• REQUIREMENTS: Going through the material below, please gather all lines with the word "Clinic" in them.

— Start of RECORDS TO PROCESS —

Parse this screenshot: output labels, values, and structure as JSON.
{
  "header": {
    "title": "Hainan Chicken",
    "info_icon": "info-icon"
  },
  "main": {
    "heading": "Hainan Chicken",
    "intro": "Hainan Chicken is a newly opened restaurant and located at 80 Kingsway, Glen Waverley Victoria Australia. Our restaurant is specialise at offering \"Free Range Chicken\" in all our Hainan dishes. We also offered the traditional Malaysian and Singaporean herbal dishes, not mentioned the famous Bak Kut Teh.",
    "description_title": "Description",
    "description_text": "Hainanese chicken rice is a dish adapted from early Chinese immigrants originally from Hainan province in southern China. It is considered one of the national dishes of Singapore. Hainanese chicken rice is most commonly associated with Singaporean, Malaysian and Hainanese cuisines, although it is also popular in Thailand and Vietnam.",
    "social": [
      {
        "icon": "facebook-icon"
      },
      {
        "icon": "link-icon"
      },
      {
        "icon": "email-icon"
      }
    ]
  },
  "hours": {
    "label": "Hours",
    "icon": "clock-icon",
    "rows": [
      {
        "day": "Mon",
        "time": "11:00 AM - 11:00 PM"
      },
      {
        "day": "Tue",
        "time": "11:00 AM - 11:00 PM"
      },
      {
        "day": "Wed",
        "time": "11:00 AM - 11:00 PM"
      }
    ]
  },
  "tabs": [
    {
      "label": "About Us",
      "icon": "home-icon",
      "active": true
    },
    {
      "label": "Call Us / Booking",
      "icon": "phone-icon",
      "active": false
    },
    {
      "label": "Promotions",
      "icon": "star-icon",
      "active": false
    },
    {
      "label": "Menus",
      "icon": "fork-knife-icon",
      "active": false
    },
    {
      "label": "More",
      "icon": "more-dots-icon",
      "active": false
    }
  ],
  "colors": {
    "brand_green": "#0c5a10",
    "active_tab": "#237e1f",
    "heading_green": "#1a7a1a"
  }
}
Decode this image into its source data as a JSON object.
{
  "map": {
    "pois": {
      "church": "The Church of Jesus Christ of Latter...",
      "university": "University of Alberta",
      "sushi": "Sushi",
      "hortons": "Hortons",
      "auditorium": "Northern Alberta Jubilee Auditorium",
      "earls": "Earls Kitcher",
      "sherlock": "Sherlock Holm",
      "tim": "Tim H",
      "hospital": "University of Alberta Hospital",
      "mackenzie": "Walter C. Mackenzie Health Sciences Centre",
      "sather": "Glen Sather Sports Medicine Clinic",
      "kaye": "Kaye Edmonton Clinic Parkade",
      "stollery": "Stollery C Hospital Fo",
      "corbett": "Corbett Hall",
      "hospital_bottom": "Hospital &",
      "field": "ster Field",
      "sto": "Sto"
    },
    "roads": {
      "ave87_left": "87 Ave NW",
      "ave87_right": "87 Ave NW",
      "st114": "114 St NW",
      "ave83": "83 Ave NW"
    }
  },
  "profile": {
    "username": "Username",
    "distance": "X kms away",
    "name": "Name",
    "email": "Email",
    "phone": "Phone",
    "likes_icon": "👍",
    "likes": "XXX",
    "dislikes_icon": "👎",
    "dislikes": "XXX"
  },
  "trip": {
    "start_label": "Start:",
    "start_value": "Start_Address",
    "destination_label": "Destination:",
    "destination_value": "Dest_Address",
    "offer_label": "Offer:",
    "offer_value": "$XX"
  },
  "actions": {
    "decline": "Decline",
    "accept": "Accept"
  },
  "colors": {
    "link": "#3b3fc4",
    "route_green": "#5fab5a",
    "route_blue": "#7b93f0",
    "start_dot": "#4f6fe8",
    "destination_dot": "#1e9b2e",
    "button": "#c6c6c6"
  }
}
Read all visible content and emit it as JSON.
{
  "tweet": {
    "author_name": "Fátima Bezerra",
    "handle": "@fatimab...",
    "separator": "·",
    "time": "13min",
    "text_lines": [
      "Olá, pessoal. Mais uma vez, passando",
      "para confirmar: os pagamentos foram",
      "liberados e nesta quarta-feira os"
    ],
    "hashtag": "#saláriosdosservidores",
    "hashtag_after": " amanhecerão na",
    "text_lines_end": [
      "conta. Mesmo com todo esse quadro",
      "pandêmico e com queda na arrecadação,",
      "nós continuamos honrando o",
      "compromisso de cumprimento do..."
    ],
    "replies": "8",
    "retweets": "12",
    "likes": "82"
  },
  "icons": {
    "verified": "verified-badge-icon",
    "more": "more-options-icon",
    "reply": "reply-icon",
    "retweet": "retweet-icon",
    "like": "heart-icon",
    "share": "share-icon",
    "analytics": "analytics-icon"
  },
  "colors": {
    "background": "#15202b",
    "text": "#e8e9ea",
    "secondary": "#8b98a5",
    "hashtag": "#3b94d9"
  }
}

— End of RECORDS TO PROCESS —

• SOLUTION TO THIS PROBLEM:
      "sather": "Glen Sather Sports Medicine Clinic",
      "kaye": "Kaye Edmonton Clinic Parkade",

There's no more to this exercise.